(Data records)
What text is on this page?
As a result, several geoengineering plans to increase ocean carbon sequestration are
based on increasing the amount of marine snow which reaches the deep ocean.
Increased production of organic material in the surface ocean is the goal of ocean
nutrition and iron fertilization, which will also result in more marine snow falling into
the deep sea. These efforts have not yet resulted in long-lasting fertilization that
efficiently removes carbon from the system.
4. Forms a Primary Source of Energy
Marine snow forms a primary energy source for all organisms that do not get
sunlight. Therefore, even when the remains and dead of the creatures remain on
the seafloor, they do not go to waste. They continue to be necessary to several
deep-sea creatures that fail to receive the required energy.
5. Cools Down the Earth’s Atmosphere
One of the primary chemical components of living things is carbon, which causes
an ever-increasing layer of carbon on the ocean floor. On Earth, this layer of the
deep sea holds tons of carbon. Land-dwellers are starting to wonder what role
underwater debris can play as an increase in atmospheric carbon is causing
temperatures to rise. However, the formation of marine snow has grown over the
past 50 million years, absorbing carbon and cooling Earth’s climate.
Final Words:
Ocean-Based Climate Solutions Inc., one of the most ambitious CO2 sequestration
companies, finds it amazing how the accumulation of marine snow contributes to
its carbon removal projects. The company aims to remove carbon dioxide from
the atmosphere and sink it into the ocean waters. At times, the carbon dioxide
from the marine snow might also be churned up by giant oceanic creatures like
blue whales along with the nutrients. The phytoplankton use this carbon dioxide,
...
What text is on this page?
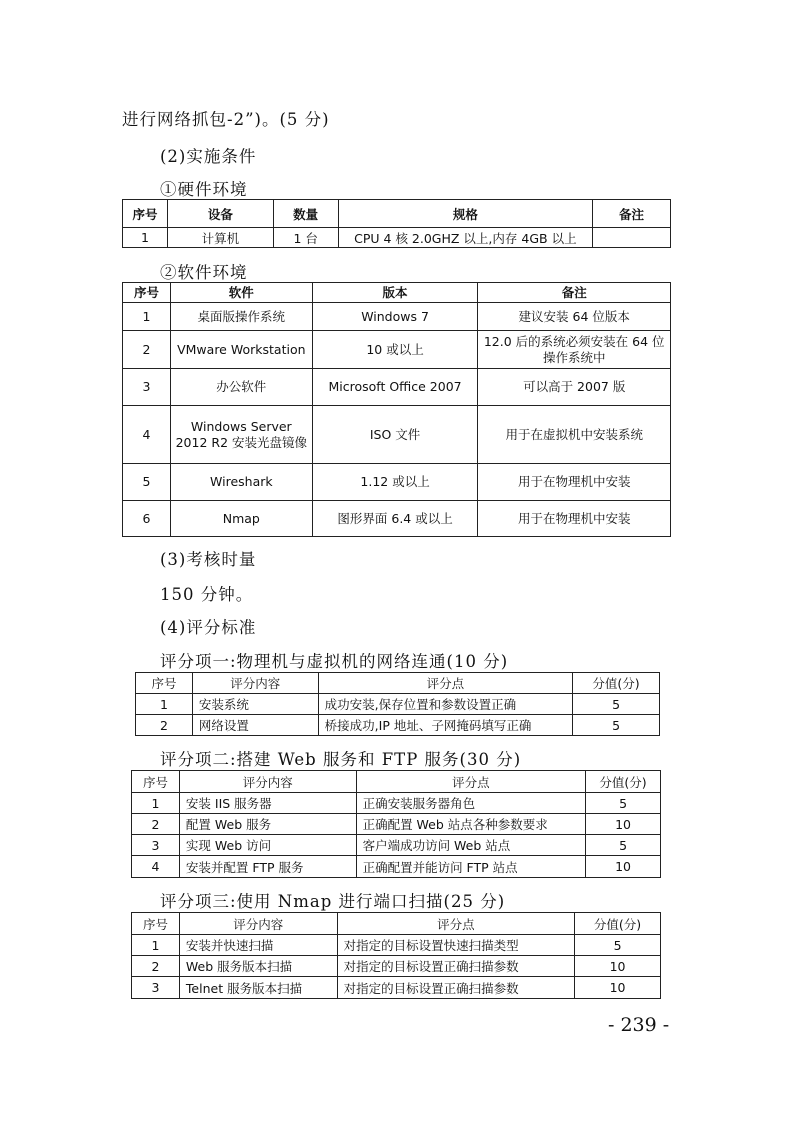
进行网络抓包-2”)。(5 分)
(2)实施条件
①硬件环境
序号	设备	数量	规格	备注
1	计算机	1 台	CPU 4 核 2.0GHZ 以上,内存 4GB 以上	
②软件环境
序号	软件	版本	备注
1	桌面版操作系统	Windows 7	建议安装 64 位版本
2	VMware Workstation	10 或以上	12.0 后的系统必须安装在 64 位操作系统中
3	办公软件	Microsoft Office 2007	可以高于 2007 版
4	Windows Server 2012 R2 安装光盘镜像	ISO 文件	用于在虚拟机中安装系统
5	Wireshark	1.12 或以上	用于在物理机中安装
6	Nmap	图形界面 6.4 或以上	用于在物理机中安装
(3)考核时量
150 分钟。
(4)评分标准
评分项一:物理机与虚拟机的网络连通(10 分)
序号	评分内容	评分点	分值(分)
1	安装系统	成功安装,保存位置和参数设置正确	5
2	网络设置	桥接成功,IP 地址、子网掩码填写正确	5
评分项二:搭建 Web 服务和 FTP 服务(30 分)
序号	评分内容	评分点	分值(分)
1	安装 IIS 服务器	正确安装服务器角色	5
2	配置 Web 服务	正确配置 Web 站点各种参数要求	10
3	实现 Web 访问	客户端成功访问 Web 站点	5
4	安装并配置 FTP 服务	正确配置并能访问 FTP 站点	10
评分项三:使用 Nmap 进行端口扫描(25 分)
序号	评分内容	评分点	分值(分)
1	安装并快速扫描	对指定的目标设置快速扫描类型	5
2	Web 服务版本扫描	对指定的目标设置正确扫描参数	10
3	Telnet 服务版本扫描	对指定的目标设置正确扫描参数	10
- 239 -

* [Job]:
Of the lines above, how many include the word "Windows"? Reply with the number only.

* [Completed task]:
2